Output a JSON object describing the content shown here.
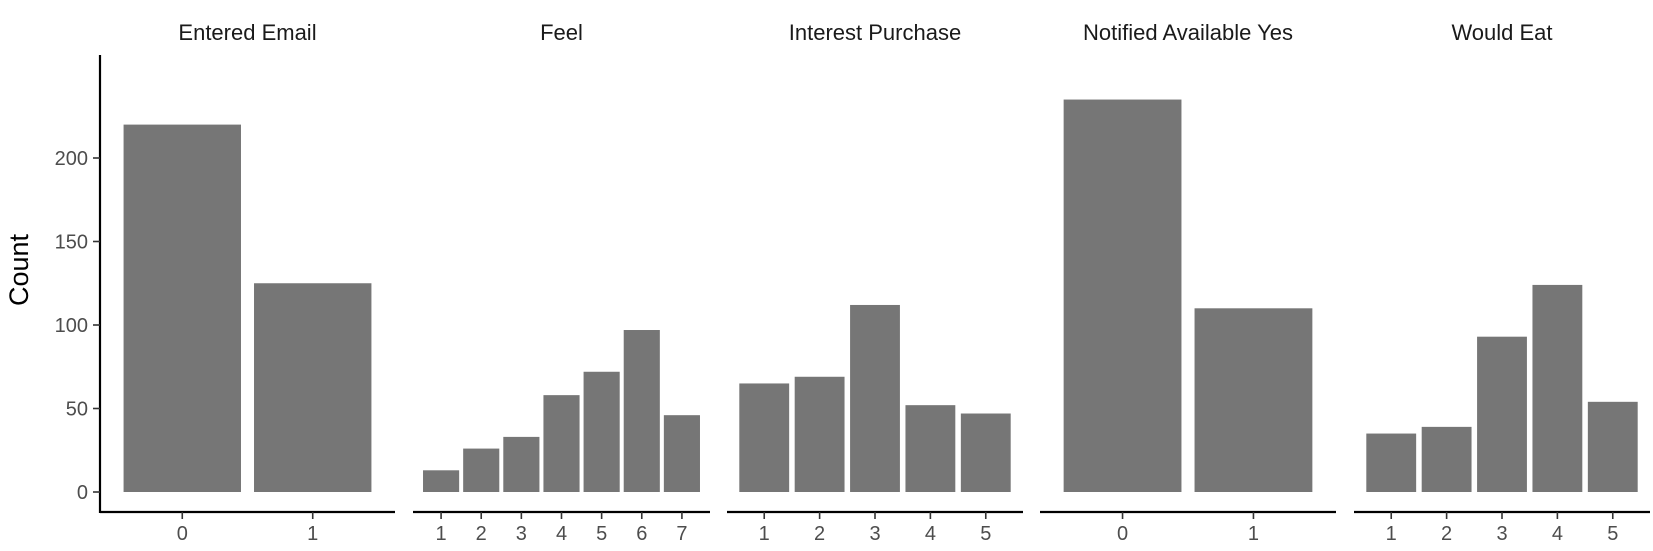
{
  "chart_data": {
    "type": "bar",
    "ylabel": "Count",
    "xlabel": "",
    "ylim": [
      0,
      250
    ],
    "y_ticks": [
      0,
      50,
      100,
      150,
      200
    ],
    "bar_color": "#767676",
    "grid": false,
    "panels": [
      {
        "title": "Entered Email",
        "categories": [
          "0",
          "1"
        ],
        "values": [
          220,
          125
        ]
      },
      {
        "title": "Feel",
        "categories": [
          "1",
          "2",
          "3",
          "4",
          "5",
          "6",
          "7"
        ],
        "values": [
          13,
          26,
          33,
          58,
          72,
          97,
          46
        ]
      },
      {
        "title": "Interest Purchase",
        "categories": [
          "1",
          "2",
          "3",
          "4",
          "5"
        ],
        "values": [
          65,
          69,
          112,
          52,
          47
        ]
      },
      {
        "title": "Notified Available Yes",
        "categories": [
          "0",
          "1"
        ],
        "values": [
          235,
          110
        ]
      },
      {
        "title": "Would Eat",
        "categories": [
          "1",
          "2",
          "3",
          "4",
          "5"
        ],
        "values": [
          35,
          39,
          93,
          124,
          54
        ]
      }
    ]
  }
}
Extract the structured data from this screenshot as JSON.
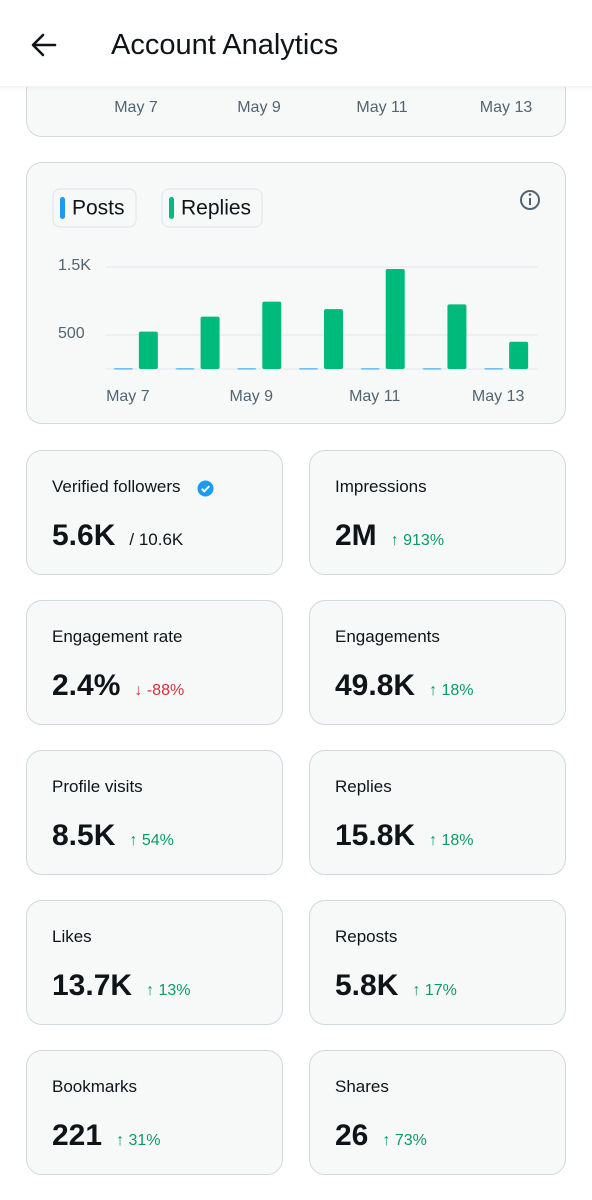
{
  "header": {
    "title": "Account Analytics"
  },
  "top_card": {
    "x_labels": [
      "May 7",
      "May 9",
      "May 11",
      "May 13"
    ]
  },
  "chart_data": {
    "type": "bar",
    "categories": [
      "May 7",
      null,
      "May 9",
      null,
      "May 11",
      null,
      "May 13"
    ],
    "series": [
      {
        "name": "Posts",
        "color": "#1d9bf0",
        "values": [
          10,
          10,
          10,
          10,
          10,
          10,
          10
        ]
      },
      {
        "name": "Replies",
        "color": "#00ba7c",
        "values": [
          550,
          770,
          990,
          880,
          1470,
          950,
          400
        ]
      }
    ],
    "ylim": [
      0,
      1500
    ],
    "yticks": [
      {
        "value": 1500,
        "label": "1.5K"
      },
      500
    ],
    "grid": true
  },
  "stats": [
    {
      "label": "Verified followers",
      "value": "5.6K",
      "total": "/ 10.6K"
    },
    {
      "label": "Impressions",
      "value": "2M",
      "change": "↑ 913%",
      "trend": "up"
    },
    {
      "label": "Engagement rate",
      "value": "2.4%",
      "change": "↓ -88%",
      "trend": "down"
    },
    {
      "label": "Engagements",
      "value": "49.8K",
      "change": "↑ 18%",
      "trend": "up"
    },
    {
      "label": "Profile visits",
      "value": "8.5K",
      "change": "↑ 54%",
      "trend": "up"
    },
    {
      "label": "Replies",
      "value": "15.8K",
      "change": "↑ 18%",
      "trend": "up"
    },
    {
      "label": "Likes",
      "value": "13.7K",
      "change": "↑ 13%",
      "trend": "up"
    },
    {
      "label": "Reposts",
      "value": "5.8K",
      "change": "↑ 17%",
      "trend": "up"
    },
    {
      "label": "Bookmarks",
      "value": "221",
      "change": "↑ 31%",
      "trend": "up"
    },
    {
      "label": "Shares",
      "value": "26",
      "change": "↑ 73%",
      "trend": "up"
    }
  ]
}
########
* _Work to complete_
In the lines above, find each one with "JSON" and list it.

* _Result for this task_
Output a JSON object describing the content shown here.
Extract the structured data from this screenshot as JSON.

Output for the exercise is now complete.